• _Dataset excerpt_:

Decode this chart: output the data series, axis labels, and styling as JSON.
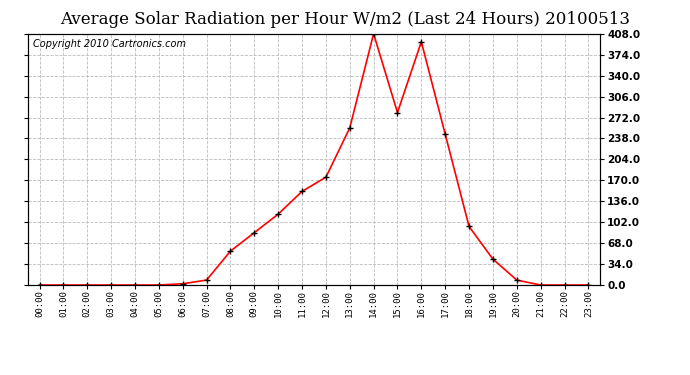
{
  "title": "Average Solar Radiation per Hour W/m2 (Last 24 Hours) 20100513",
  "copyright_text": "Copyright 2010 Cartronics.com",
  "hours": [
    "00:00",
    "01:00",
    "02:00",
    "03:00",
    "04:00",
    "05:00",
    "06:00",
    "07:00",
    "08:00",
    "09:00",
    "10:00",
    "11:00",
    "12:00",
    "13:00",
    "14:00",
    "15:00",
    "16:00",
    "17:00",
    "18:00",
    "19:00",
    "20:00",
    "21:00",
    "22:00",
    "23:00"
  ],
  "values": [
    0.0,
    0.0,
    0.0,
    0.0,
    0.0,
    0.0,
    2.0,
    8.0,
    55.0,
    85.0,
    115.0,
    152.0,
    175.0,
    255.0,
    408.0,
    280.0,
    395.0,
    245.0,
    95.0,
    42.0,
    8.0,
    0.0,
    0.0,
    0.0
  ],
  "line_color": "#ff0000",
  "marker_color": "#000000",
  "bg_color": "#ffffff",
  "grid_color": "#bbbbbb",
  "ylim": [
    0.0,
    408.0
  ],
  "yticks": [
    0.0,
    34.0,
    68.0,
    102.0,
    136.0,
    170.0,
    204.0,
    238.0,
    272.0,
    306.0,
    340.0,
    374.0,
    408.0
  ],
  "title_fontsize": 12,
  "copyright_fontsize": 7
}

• _Work to complete_: Do not include the images; transcribe the rest of the listing exactly.

• _Solution to this exercise_:
Decode this chart: output the data series, axis labels, and styling as JSON.
{
  "title": "Average Solar Radiation per Hour W/m2 (Last 24 Hours) 20100513",
  "copyright_text": "Copyright 2010 Cartronics.com",
  "hours": [
    "00:00",
    "01:00",
    "02:00",
    "03:00",
    "04:00",
    "05:00",
    "06:00",
    "07:00",
    "08:00",
    "09:00",
    "10:00",
    "11:00",
    "12:00",
    "13:00",
    "14:00",
    "15:00",
    "16:00",
    "17:00",
    "18:00",
    "19:00",
    "20:00",
    "21:00",
    "22:00",
    "23:00"
  ],
  "values": [
    0.0,
    0.0,
    0.0,
    0.0,
    0.0,
    0.0,
    2.0,
    8.0,
    55.0,
    85.0,
    115.0,
    152.0,
    175.0,
    255.0,
    408.0,
    280.0,
    395.0,
    245.0,
    95.0,
    42.0,
    8.0,
    0.0,
    0.0,
    0.0
  ],
  "line_color": "#ff0000",
  "marker_color": "#000000",
  "bg_color": "#ffffff",
  "grid_color": "#bbbbbb",
  "ylim": [
    0.0,
    408.0
  ],
  "yticks": [
    0.0,
    34.0,
    68.0,
    102.0,
    136.0,
    170.0,
    204.0,
    238.0,
    272.0,
    306.0,
    340.0,
    374.0,
    408.0
  ],
  "title_fontsize": 12,
  "copyright_fontsize": 7
}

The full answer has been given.